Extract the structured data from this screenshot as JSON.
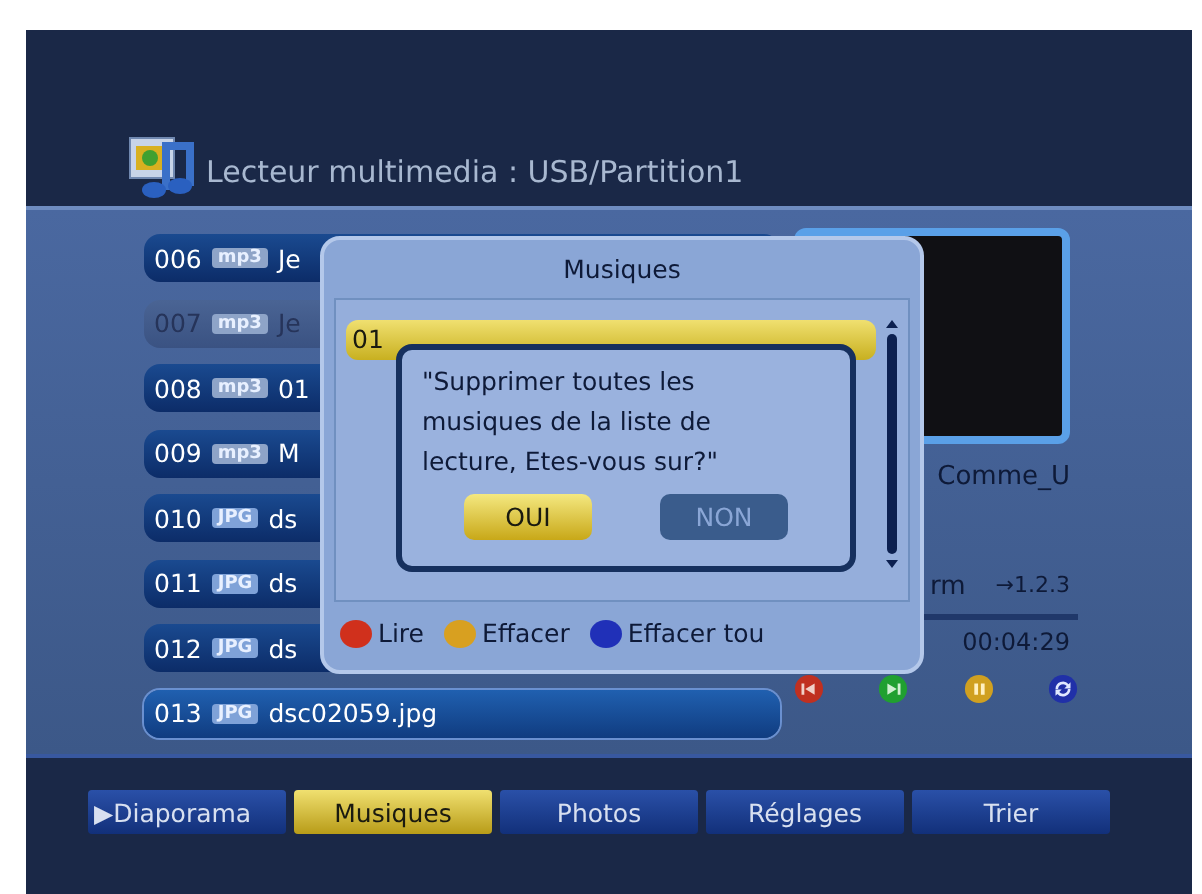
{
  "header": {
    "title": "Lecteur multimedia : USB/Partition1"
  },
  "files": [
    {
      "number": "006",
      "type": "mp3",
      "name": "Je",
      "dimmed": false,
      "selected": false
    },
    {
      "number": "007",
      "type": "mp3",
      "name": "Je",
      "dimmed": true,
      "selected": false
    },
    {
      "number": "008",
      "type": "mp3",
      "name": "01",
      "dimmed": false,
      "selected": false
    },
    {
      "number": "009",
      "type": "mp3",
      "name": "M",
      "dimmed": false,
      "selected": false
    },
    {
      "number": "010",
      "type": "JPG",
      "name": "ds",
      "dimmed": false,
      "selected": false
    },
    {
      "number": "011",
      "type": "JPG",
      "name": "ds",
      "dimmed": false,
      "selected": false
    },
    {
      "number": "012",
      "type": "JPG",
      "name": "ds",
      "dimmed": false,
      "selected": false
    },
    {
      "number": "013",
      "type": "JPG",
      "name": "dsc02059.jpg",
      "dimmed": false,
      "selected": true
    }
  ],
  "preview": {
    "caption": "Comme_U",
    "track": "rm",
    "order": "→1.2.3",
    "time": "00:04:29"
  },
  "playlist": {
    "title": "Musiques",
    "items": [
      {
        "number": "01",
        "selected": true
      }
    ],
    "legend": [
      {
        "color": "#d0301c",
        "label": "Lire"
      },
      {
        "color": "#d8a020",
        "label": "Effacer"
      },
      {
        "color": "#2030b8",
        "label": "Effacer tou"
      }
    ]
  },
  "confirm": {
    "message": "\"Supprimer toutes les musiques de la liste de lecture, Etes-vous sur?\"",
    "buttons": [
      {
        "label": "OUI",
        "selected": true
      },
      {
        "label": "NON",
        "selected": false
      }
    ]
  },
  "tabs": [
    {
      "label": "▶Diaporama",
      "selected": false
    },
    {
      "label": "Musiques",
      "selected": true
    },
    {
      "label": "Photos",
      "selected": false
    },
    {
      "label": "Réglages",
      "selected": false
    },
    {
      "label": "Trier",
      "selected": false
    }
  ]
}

Task statement: Say how many lines have the string "label" in them, offering no words beyond the number.

Answer in full: 10